▶

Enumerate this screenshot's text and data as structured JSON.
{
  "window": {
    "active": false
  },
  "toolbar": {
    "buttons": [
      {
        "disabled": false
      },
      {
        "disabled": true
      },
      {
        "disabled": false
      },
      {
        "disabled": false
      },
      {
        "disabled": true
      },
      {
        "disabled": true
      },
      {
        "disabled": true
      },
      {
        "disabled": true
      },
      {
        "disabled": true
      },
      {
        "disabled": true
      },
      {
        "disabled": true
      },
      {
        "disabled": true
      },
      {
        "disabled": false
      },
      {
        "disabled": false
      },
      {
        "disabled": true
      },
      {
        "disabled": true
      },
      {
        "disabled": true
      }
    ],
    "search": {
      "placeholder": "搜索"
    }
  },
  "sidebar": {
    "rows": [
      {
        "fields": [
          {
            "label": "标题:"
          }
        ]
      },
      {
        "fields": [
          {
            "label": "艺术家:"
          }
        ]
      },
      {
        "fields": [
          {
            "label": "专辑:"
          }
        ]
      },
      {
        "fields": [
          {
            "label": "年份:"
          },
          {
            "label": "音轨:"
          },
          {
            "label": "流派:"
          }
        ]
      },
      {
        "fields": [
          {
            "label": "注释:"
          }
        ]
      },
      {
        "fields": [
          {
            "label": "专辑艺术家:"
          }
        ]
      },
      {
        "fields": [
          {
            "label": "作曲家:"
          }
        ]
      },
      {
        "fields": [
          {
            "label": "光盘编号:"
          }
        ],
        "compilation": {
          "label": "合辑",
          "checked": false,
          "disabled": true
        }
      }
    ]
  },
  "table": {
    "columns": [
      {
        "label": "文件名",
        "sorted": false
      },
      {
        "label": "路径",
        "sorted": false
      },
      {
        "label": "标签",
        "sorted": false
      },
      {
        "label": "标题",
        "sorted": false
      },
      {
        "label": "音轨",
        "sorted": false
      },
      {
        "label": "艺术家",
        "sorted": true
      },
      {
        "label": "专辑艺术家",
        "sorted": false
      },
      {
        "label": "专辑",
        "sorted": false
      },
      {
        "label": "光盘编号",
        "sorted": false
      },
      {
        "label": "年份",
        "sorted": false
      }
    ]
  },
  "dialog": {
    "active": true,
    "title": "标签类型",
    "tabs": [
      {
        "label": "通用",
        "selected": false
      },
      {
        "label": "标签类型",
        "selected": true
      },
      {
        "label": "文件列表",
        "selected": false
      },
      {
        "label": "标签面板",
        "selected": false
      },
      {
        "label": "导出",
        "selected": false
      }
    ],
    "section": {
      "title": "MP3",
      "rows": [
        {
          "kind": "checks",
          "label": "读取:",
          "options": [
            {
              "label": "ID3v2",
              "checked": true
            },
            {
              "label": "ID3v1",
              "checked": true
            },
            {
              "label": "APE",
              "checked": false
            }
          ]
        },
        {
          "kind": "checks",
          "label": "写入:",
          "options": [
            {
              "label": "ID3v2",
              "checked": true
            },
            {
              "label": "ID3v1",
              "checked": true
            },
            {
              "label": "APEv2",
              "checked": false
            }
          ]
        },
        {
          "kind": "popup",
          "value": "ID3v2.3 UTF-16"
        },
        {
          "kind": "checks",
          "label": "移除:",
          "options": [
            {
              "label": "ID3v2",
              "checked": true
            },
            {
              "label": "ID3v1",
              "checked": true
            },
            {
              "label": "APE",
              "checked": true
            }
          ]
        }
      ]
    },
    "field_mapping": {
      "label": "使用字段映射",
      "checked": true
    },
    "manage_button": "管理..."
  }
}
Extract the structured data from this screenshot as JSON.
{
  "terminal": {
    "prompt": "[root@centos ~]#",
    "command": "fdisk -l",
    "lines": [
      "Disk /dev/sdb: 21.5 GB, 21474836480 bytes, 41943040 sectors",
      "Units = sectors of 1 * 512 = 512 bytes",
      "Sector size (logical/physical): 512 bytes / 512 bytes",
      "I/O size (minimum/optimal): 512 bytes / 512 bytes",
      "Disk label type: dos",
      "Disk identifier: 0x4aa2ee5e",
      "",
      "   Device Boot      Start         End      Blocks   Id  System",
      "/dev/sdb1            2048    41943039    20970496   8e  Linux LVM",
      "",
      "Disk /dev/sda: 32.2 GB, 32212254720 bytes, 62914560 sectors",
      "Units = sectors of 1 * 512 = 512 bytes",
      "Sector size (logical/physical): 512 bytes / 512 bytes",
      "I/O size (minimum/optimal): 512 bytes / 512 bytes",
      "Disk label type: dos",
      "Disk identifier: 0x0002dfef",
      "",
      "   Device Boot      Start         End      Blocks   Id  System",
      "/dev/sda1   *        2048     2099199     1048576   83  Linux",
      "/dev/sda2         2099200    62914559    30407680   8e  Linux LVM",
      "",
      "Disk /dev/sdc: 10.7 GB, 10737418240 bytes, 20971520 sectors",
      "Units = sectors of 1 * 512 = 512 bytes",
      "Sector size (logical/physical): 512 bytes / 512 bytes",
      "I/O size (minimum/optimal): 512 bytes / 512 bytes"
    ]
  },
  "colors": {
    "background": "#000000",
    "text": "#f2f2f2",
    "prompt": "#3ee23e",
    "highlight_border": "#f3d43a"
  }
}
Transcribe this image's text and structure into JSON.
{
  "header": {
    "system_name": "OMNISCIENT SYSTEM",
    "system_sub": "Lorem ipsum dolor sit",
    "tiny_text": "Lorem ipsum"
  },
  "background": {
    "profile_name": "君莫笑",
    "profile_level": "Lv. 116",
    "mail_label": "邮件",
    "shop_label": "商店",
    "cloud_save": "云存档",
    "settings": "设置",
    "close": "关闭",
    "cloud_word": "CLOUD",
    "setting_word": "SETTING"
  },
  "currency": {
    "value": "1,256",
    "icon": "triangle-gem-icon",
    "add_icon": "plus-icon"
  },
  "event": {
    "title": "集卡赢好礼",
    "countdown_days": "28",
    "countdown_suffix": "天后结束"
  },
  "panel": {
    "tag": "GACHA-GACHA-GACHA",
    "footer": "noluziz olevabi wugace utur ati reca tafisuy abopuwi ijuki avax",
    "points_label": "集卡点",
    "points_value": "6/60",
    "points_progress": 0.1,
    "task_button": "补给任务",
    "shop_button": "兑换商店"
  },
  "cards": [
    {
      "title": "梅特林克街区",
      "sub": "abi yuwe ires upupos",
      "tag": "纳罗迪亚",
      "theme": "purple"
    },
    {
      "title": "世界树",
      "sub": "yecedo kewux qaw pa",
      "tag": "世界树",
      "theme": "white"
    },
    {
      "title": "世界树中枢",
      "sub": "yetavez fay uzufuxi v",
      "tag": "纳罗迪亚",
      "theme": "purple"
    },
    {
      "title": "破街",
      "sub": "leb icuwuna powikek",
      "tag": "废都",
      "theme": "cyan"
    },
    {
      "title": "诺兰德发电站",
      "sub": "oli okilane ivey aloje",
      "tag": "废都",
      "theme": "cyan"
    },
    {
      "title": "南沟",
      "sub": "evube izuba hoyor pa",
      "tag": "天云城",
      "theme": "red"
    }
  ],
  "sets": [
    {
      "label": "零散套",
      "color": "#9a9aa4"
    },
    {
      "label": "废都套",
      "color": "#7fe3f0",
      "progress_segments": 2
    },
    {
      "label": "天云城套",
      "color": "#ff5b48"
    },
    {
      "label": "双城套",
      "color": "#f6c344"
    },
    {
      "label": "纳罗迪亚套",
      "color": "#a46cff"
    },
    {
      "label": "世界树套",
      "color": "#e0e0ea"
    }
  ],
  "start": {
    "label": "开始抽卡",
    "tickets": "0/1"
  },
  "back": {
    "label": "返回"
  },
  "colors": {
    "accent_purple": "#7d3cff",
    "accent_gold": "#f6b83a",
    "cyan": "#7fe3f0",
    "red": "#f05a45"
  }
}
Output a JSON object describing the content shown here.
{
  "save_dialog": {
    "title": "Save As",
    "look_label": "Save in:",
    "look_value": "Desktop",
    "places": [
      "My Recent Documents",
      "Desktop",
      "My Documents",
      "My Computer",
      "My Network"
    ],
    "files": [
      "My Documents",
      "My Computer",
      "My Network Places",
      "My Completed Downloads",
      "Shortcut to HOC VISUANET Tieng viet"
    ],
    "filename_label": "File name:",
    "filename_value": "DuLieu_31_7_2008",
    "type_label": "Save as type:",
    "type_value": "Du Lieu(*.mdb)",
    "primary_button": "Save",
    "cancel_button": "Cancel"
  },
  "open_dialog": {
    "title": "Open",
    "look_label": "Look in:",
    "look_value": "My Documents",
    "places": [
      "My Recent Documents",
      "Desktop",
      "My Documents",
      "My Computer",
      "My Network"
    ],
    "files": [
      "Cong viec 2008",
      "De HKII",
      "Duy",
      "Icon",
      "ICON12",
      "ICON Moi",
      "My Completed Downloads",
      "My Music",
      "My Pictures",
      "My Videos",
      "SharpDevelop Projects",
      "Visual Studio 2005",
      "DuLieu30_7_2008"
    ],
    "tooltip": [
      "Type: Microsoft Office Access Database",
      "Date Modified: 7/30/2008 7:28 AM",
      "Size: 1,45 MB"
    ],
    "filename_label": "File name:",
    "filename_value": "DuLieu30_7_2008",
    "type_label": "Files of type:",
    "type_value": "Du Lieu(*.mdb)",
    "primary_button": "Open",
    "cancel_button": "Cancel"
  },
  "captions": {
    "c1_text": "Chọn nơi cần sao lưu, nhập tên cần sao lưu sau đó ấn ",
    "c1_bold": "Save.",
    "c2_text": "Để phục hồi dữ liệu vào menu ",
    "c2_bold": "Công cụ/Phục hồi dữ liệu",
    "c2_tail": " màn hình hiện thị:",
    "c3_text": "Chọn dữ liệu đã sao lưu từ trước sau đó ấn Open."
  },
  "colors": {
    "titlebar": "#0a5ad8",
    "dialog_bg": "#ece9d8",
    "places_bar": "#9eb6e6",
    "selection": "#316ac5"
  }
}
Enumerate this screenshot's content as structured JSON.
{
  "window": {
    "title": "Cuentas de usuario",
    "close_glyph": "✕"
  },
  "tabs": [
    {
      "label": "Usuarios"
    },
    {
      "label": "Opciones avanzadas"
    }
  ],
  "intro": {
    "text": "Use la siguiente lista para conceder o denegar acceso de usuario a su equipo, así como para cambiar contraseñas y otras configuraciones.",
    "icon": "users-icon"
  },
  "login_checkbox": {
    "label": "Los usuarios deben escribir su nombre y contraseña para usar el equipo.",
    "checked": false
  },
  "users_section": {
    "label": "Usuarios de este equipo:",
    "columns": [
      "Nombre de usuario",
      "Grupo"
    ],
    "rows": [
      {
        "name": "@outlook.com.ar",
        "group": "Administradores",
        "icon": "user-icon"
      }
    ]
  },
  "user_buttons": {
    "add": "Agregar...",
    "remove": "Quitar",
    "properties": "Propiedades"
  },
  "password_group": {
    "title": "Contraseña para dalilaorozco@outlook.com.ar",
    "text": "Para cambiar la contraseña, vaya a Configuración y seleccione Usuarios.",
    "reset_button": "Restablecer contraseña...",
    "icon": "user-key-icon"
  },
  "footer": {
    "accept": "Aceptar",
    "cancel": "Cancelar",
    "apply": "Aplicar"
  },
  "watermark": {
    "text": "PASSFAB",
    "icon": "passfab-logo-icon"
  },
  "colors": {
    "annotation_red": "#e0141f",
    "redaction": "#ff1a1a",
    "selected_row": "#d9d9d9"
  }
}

◀

• [Your instructions]
Look through the listing and extract every line with "liệu" in it.

• [Result]
    "c2_text": "Để phục hồi dữ liệu vào menu ",
    "c2_bold": "Công cụ/Phục hồi dữ liệu",
    "c3_text": "Chọn dữ liệu đã sao lưu từ trước sau đó ấn Open."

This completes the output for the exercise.